▶ Required task
All of the lines below are to be transcribed faithfully, with pictures excluded from the copy.

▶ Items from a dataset
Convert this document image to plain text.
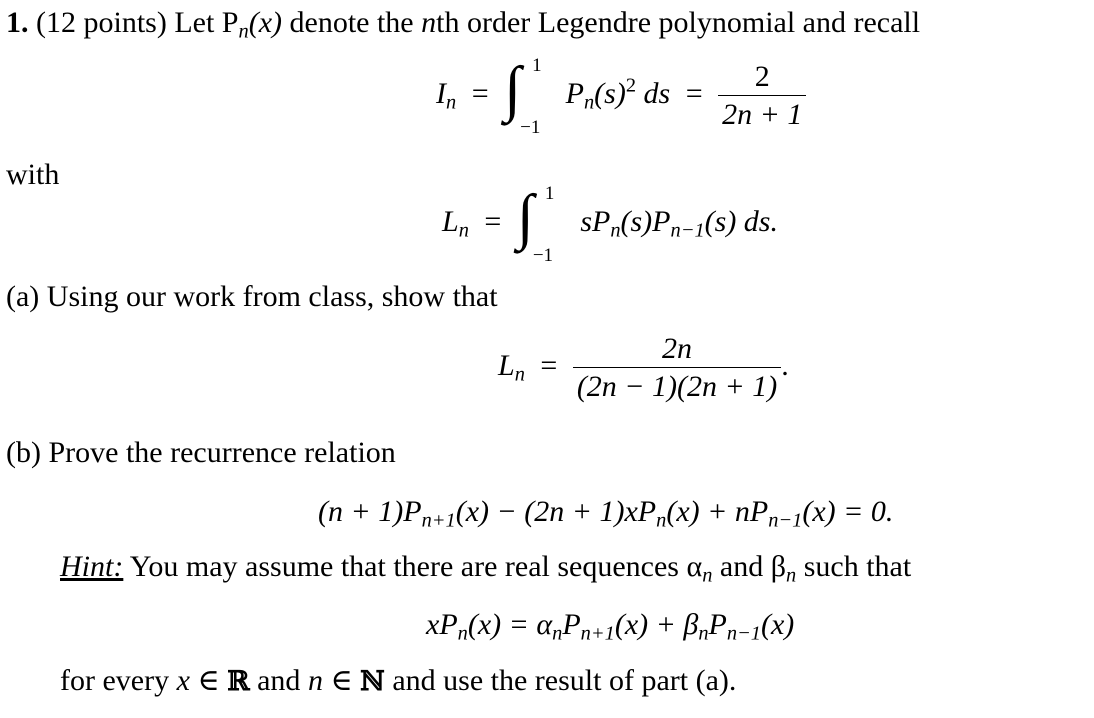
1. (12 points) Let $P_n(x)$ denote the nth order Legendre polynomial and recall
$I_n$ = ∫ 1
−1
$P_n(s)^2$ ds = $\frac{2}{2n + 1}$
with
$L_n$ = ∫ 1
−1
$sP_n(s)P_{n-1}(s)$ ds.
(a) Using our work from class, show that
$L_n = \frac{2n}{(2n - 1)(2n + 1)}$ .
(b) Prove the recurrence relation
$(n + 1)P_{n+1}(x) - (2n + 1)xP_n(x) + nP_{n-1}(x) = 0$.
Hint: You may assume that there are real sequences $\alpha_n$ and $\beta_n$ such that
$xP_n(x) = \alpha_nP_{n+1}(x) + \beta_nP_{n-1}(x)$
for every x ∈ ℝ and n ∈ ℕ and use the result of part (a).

▶ Correct result
Convert this document image to plain text.
1. (12 points) Let $P_n(x)$ denote the nth order Legendre polynomial and recall
$I_n$ = ∫ 1
−1
$P_n(s)^2$ ds = $\frac{2}{2n + 1}$
with
$L_n$ = ∫ 1
−1
$sP_n(s)P_{n-1}(s)$ ds.
(a) Using our work from class, show that
$L_n = \frac{2n}{(2n - 1)(2n + 1)}$ .
(b) Prove the recurrence relation
$(n + 1)P_{n+1}(x) - (2n + 1)xP_n(x) + nP_{n-1}(x) = 0$.
Hint: You may assume that there are real sequences $\alpha_n$ and $\beta_n$ such that
$xP_n(x) = \alpha_nP_{n+1}(x) + \beta_nP_{n-1}(x)$
for every x ∈ ℝ and n ∈ ℕ and use the result of part (a).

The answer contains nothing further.